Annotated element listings
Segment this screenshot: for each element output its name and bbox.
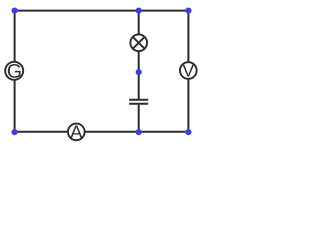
node top-left — [12, 8, 18, 14]
node bottom-right — [185, 129, 191, 135]
node bottom-middle — [136, 129, 142, 135]
capacitor C1 — [129, 100, 148, 104]
wire bottom — [15, 131, 189, 133]
ammeter A — [68, 124, 85, 141]
lamp L1 — [130, 34, 147, 51]
node mid-branch — [136, 69, 142, 75]
wire middle branch lower — [138, 105, 140, 132]
wire right — [187, 11, 189, 132]
node top-middle — [136, 8, 142, 14]
node top-right — [185, 8, 191, 14]
wire top — [15, 10, 189, 12]
node bottom-left — [12, 129, 18, 135]
wire left — [14, 11, 16, 132]
wire middle branch upper — [138, 11, 140, 99]
galvanometer G — [5, 62, 23, 80]
voltmeter V — [180, 62, 197, 79]
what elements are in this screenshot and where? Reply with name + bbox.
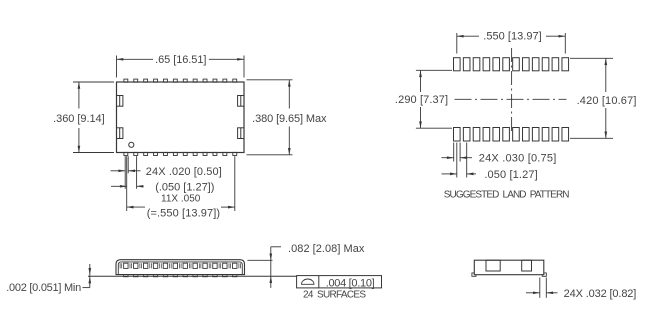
- right lead foot (end view): [542, 273, 546, 276]
- right terminal window (end view): [522, 260, 532, 271]
- row of 12 lead profiles inside side view: [124, 263, 237, 268]
- dimension 24X .020 [0.50] pad width: [111, 166, 222, 178]
- dimension .002 [0.051] Min standoff: [6, 264, 91, 294]
- svg-text:24X .030 [0.75]: 24X .030 [0.75]: [479, 153, 557, 165]
- dimension 24X .030 [0.75] land width: [442, 153, 557, 165]
- right side castellation pads (top view): [238, 96, 244, 139]
- svg-text:.004 [0.10]: .004 [0.10]: [326, 278, 375, 290]
- dimension .380 [9.65] Max overall height: [247, 80, 327, 155]
- svg-text:.65 [16.51]: .65 [16.51]: [155, 54, 206, 66]
- land pattern bottom row of 12 pads: [454, 128, 569, 142]
- flatness symbol: [302, 279, 315, 284]
- dimension 11X .050 (=.550 [13.97]) pad span: [127, 194, 235, 220]
- vertical centerline (dash-dot): [511, 48, 513, 134]
- svg-text:.050 [1.27]: .050 [1.27]: [484, 169, 537, 181]
- package body outline (side view): [116, 260, 245, 275]
- extension lines below first pad (pad edges and centers): [125, 156, 235, 211]
- svg-text:.380 [9.65] Max: .380 [9.65] Max: [252, 113, 327, 125]
- extension lines below first land pads: [454, 143, 467, 178]
- top row of 12 terminal pads (top view): [124, 79, 237, 82]
- svg-text:(.050 [1.27]): (.050 [1.27]): [155, 181, 214, 193]
- seating plane line: [88, 275, 297, 277]
- horizontal centerline (dash-dot): [455, 98, 567, 100]
- dimension .420 [10.67] outer span: [570, 58, 636, 138]
- pin 1 index circle: [129, 142, 134, 147]
- package body outline (top view): [117, 82, 245, 153]
- lead separator ticks in side view: [120, 263, 240, 268]
- svg-text:.002 [0.051] Min: .002 [0.051] Min: [6, 282, 81, 294]
- svg-text:(=.550 [13.97]): (=.550 [13.97]): [147, 208, 220, 220]
- svg-text:.420 [10.67]: .420 [10.67]: [577, 95, 637, 107]
- dimension 24X .032 [0.82] lead width (end view): [526, 278, 636, 300]
- svg-text:24X .032 [0.82]: 24X .032 [0.82]: [564, 288, 637, 300]
- left lead foot (end view): [472, 273, 476, 276]
- dimension .290 [7.37] inner gap: [395, 70, 452, 128]
- dimension .082 [2.08] Max body height (side view): [247, 243, 364, 288]
- svg-text:.550 [13.97]: .550 [13.97]: [483, 31, 541, 43]
- svg-text:SUGGESTED LAND PATTERN: SUGGESTED LAND PATTERN: [444, 190, 569, 201]
- 12 lead feet under side view body: [124, 275, 237, 277]
- svg-text:24X .020 [0.50]: 24X .020 [0.50]: [146, 166, 222, 178]
- dimension .050 [1.27] land pitch: [442, 169, 538, 181]
- left side castellation pads (top view): [117, 96, 123, 139]
- flatness feature control frame .004 [0.10]: [297, 276, 382, 290]
- dimension .360 [9.14] body height: [53, 82, 114, 153]
- dimension .65 [16.51] overall width: [117, 54, 245, 77]
- dimension .550 [13.97] land pattern span: [457, 31, 566, 54]
- left terminal window (end view): [486, 260, 500, 271]
- package body inner line (side view): [118, 262, 242, 275]
- package body outline (end view): [474, 260, 544, 275]
- svg-text:11X .050: 11X .050: [161, 194, 201, 205]
- svg-text:.360 [9.14]: .360 [9.14]: [53, 113, 105, 125]
- land pattern top row of 12 pads: [454, 58, 569, 71]
- svg-text:.290 [7.37]: .290 [7.37]: [395, 94, 448, 106]
- svg-text:.082 [2.08] Max: .082 [2.08] Max: [288, 243, 365, 255]
- svg-text:24 SURFACES: 24 SURFACES: [303, 289, 366, 300]
- bottom row of 12 terminal pads (top view): [124, 152, 237, 155]
- dimension (.050 [1.27]) pad pitch: [111, 181, 214, 193]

Written task
Return every line from the start of the lines through the one containing "what elements are", word for word and with both ends included. Leave the pictures out.

Problem solution
Segment this screenshot: for each element output its name and bbox.
node top-left — [12, 8, 18, 14]
node bottom-right — [185, 129, 191, 135]
node bottom-middle — [136, 129, 142, 135]
capacitor C1 — [129, 100, 148, 104]
wire bottom — [15, 131, 189, 133]
ammeter A — [68, 124, 85, 141]
lamp L1 — [130, 34, 147, 51]
node mid-branch — [136, 69, 142, 75]
wire middle branch lower — [138, 105, 140, 132]
wire right — [187, 11, 189, 132]
node top-middle — [136, 8, 142, 14]
node top-right — [185, 8, 191, 14]
wire top — [15, 10, 189, 12]
node bottom-left — [12, 129, 18, 135]
wire left — [14, 11, 16, 132]
wire middle branch upper — [138, 11, 140, 99]
galvanometer G — [5, 62, 23, 80]
voltmeter V — [180, 62, 197, 79]
what elements are in this screenshot and where? Reply with name + bbox.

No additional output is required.